_Goal:_ Report how many lines in the listing below include the word "sách". Write nothing besides the number.

[START]

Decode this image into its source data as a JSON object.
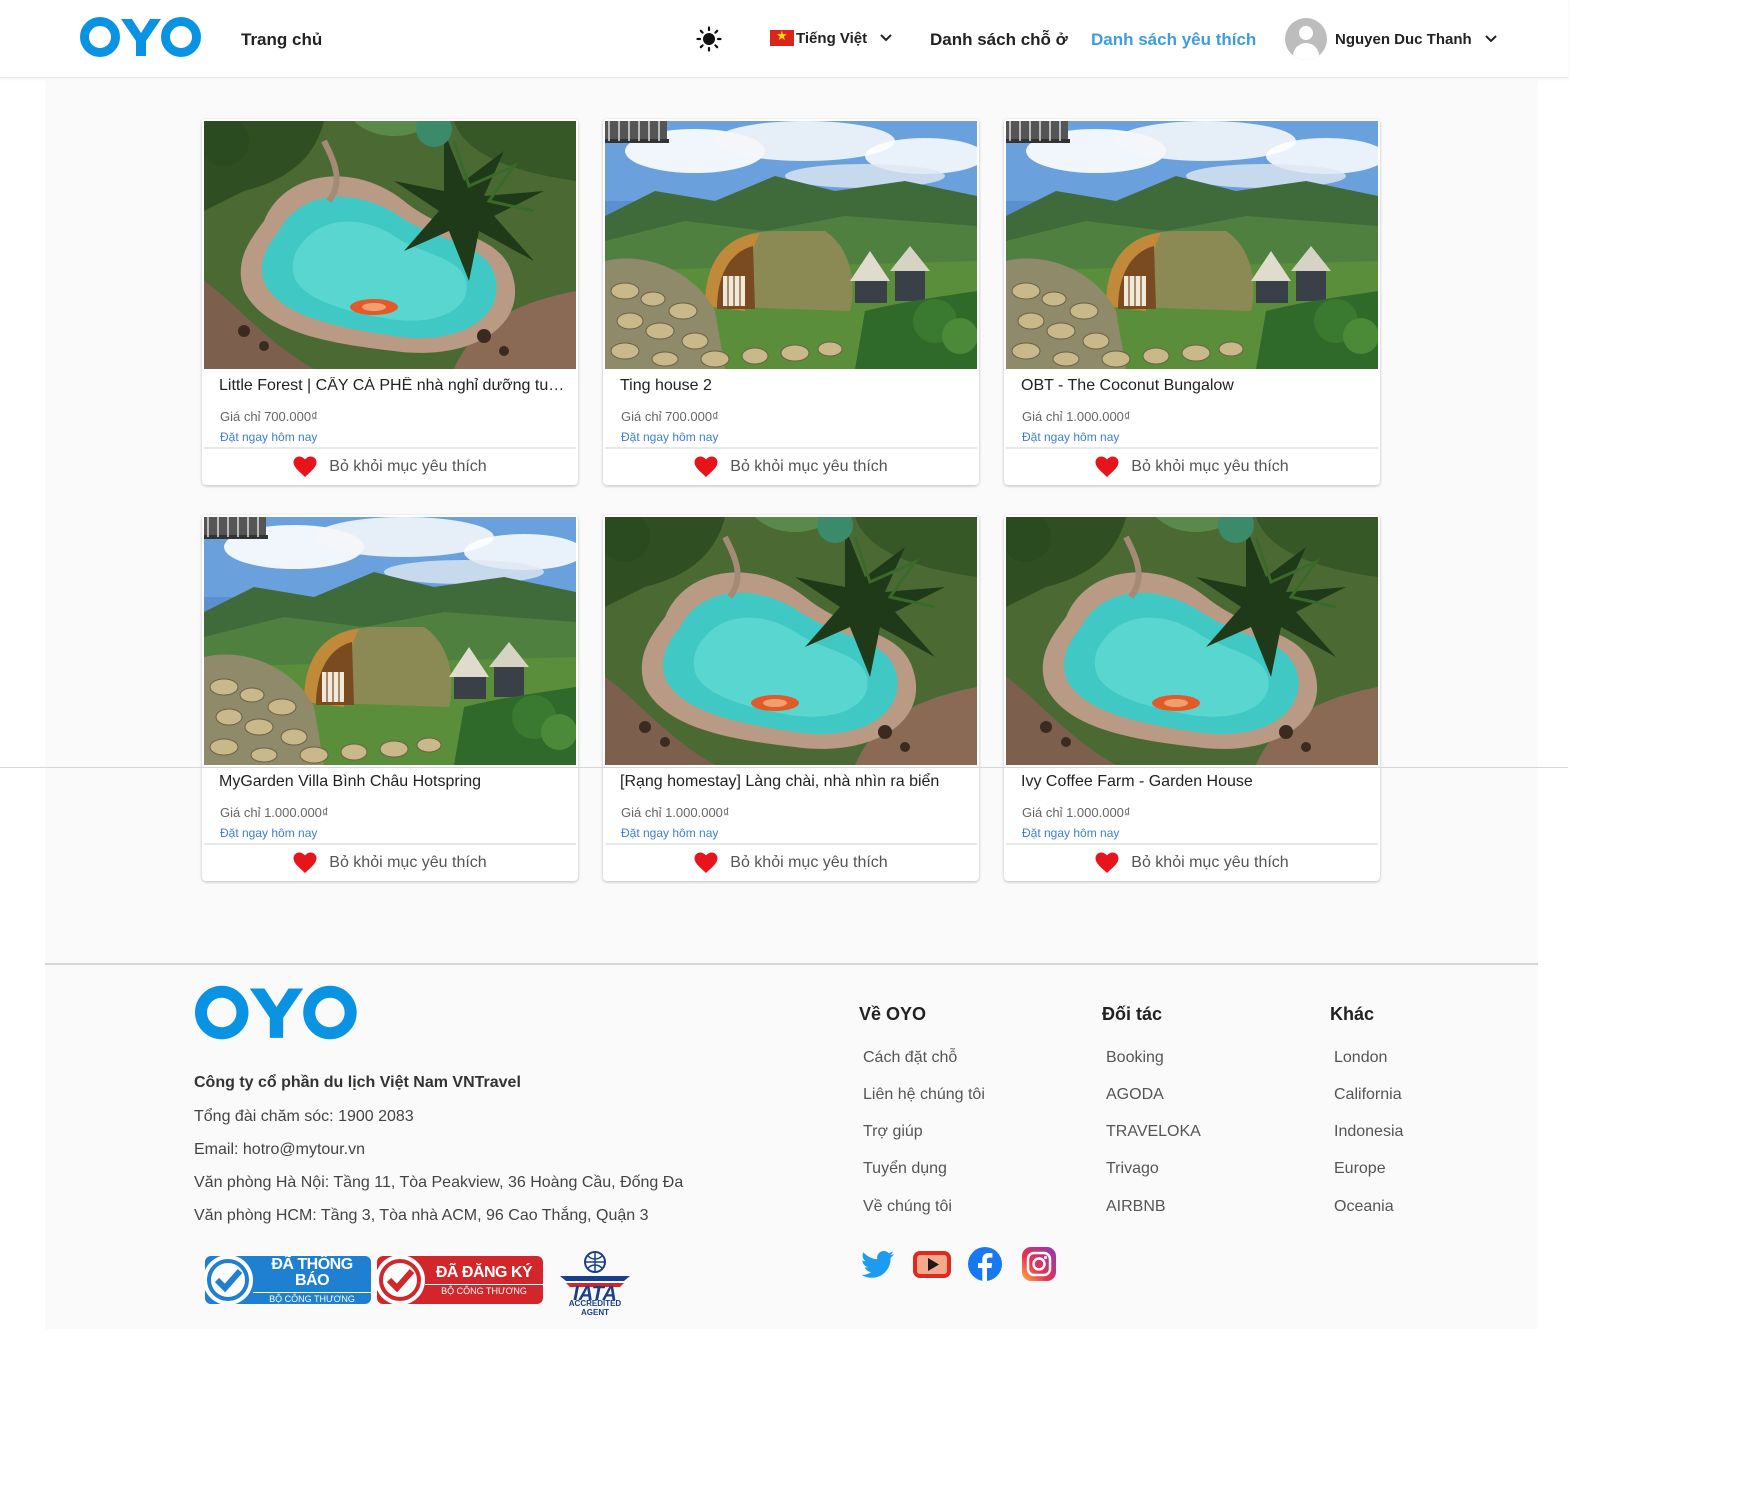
{
  "header": {
    "logo_text": "OYO",
    "home": "Trang chủ",
    "language": "Tiếng Việt",
    "accommodations": "Danh sách chỗ ở",
    "favorites": "Danh sách yêu thích",
    "user_name": "Nguyen Duc Thanh"
  },
  "cards": [
    {
      "title": "Little Forest | CÂY CÀ PHÊ nhà nghỉ dưỡng tuyệt ...",
      "price": "Giá chỉ 700.000₫",
      "book": "Đặt ngay hôm nay",
      "action": "Bỏ khỏi mục yêu thích",
      "image": "pool"
    },
    {
      "title": "Ting house 2",
      "price": "Giá chỉ 700.000₫",
      "book": "Đặt ngay hôm nay",
      "action": "Bỏ khỏi mục yêu thích",
      "image": "mountain"
    },
    {
      "title": "OBT - The Coconut Bungalow",
      "price": "Giá chỉ 1.000.000₫",
      "book": "Đặt ngay hôm nay",
      "action": "Bỏ khỏi mục yêu thích",
      "image": "mountain"
    },
    {
      "title": "MyGarden Villa Bình Châu Hotspring",
      "price": "Giá chỉ 1.000.000₫",
      "book": "Đặt ngay hôm nay",
      "action": "Bỏ khỏi mục yêu thích",
      "image": "mountain"
    },
    {
      "title": "[Rạng homestay] Làng chài, nhà nhìn ra biển",
      "price": "Giá chỉ 1.000.000₫",
      "book": "Đặt ngay hôm nay",
      "action": "Bỏ khỏi mục yêu thích",
      "image": "pool"
    },
    {
      "title": "Ivy Coffee Farm - Garden House",
      "price": "Giá chỉ 1.000.000₫",
      "book": "Đặt ngay hôm nay",
      "action": "Bỏ khỏi mục yêu thích",
      "image": "pool"
    }
  ],
  "footer": {
    "logo_text": "OYO",
    "company": "Công ty cổ phần du lịch Việt Nam VNTravel",
    "hotline": "Tổng đài chăm sóc: 1900 2083",
    "email": "Email: hotro@mytour.vn",
    "office_hn": "Văn phòng Hà Nội: Tầng 11, Tòa Peakview, 36 Hoàng Cầu, Đống Đa",
    "office_hcm": "Văn phòng HCM: Tầng 3, Tòa nhà ACM, 96 Cao Thắng, Quận 3",
    "columns": [
      {
        "title": "Về OYO",
        "links": [
          "Cách đặt chỗ",
          "Liên hệ chúng tôi",
          "Trợ giúp",
          "Tuyển dụng",
          "Về chúng tôi"
        ]
      },
      {
        "title": "Đối tác",
        "links": [
          "Booking",
          "AGODA",
          "TRAVELOKA",
          "Trivago",
          "AIRBNB"
        ]
      },
      {
        "title": "Khác",
        "links": [
          "London",
          "California",
          "Indonesia",
          "Europe",
          "Oceania"
        ]
      }
    ],
    "badge_notified": {
      "title": "ĐÃ THÔNG BÁO",
      "sub": "BỘ CÔNG THƯƠNG"
    },
    "badge_registered": {
      "title": "ĐÃ ĐĂNG KÝ",
      "sub": "BỘ CÔNG THƯƠNG"
    },
    "iata": {
      "title": "IATA",
      "sub": "ACCREDITED AGENT"
    },
    "social": [
      "twitter-icon",
      "youtube-icon",
      "facebook-icon",
      "instagram-icon"
    ]
  },
  "colors": {
    "brand": "#0a93e2",
    "link": "#3e9ce0",
    "heart": "#e8141c"
  }
}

[END]

_Expected answer:_ 2